==== Text section ====

Happened to me in my own backyard. The remains of a pigeon dropped at my feet by a hawk. Since I was not driving, it was actually kind of cool.
LOL!!
Then we have factual narratives: Vultures occupy White House, fill it with vomit and excrement.
Also, AirB’n’B.
Now this weirdly disjointed tale puts me in mind of the Great Kentucky Meat Shower of 1876:
WHO WILL FEED THE BIRDIES IF NOT ME
who’s a pretty bird who’s a pretty bird yes you are
I’m sensing a growing business opportunity in Florida.
That’s one of the many problems with feeding wildlife. It changes their behavior in unforeseen ways that can lead to self-destructive results (for the animal and feeder).
If you’ve never been there it’s hard to imagine how many wild animals there are running around
Anywhere there could be a critter, there is a critter there
Oh, I know. Lived there for 10 years plus.
Palmetto bugs…shudder.
Vultures were her second choice. She used to feed the alligators.

==== Material ====

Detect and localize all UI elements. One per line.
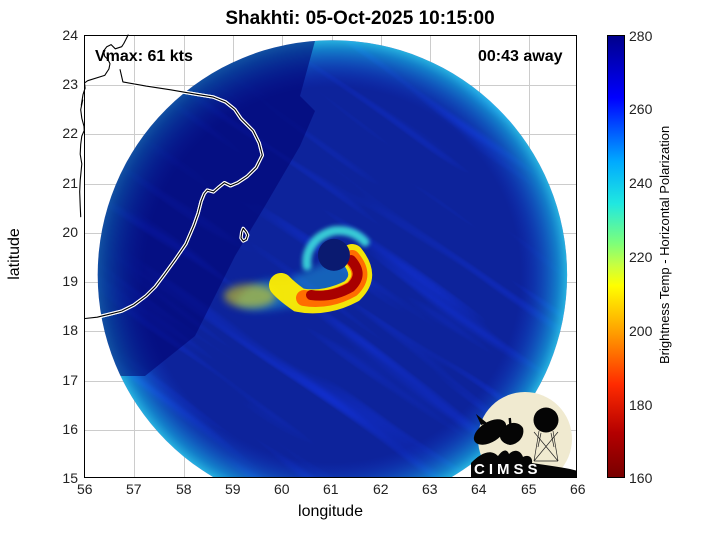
svg-text:CIMSS: CIMSS [474,461,542,478]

====

• _Challenge_
Switch "hawk" to "falcon" and give the comment thread from "Happened to me" up to and including "opportunity in Florida.". The listing comes from a different source than the comment thread.

• _Output for this task_
Happened to me in my own backyard. The remains of a pigeon dropped at my feet by a falcon. Since I was not driving, it was actually kind of cool.
LOL!!
Then we have factual narratives: Vultures occupy White House, fill it with vomit and excrement.
Also, AirB’n’B.
Now this weirdly disjointed tale puts me in mind of the Great Kentucky Meat Shower of 1876:
WHO WILL FEED THE BIRDIES IF NOT ME
who’s a pretty bird who’s a pretty bird yes you are
I’m sensing a growing business opportunity in Florida.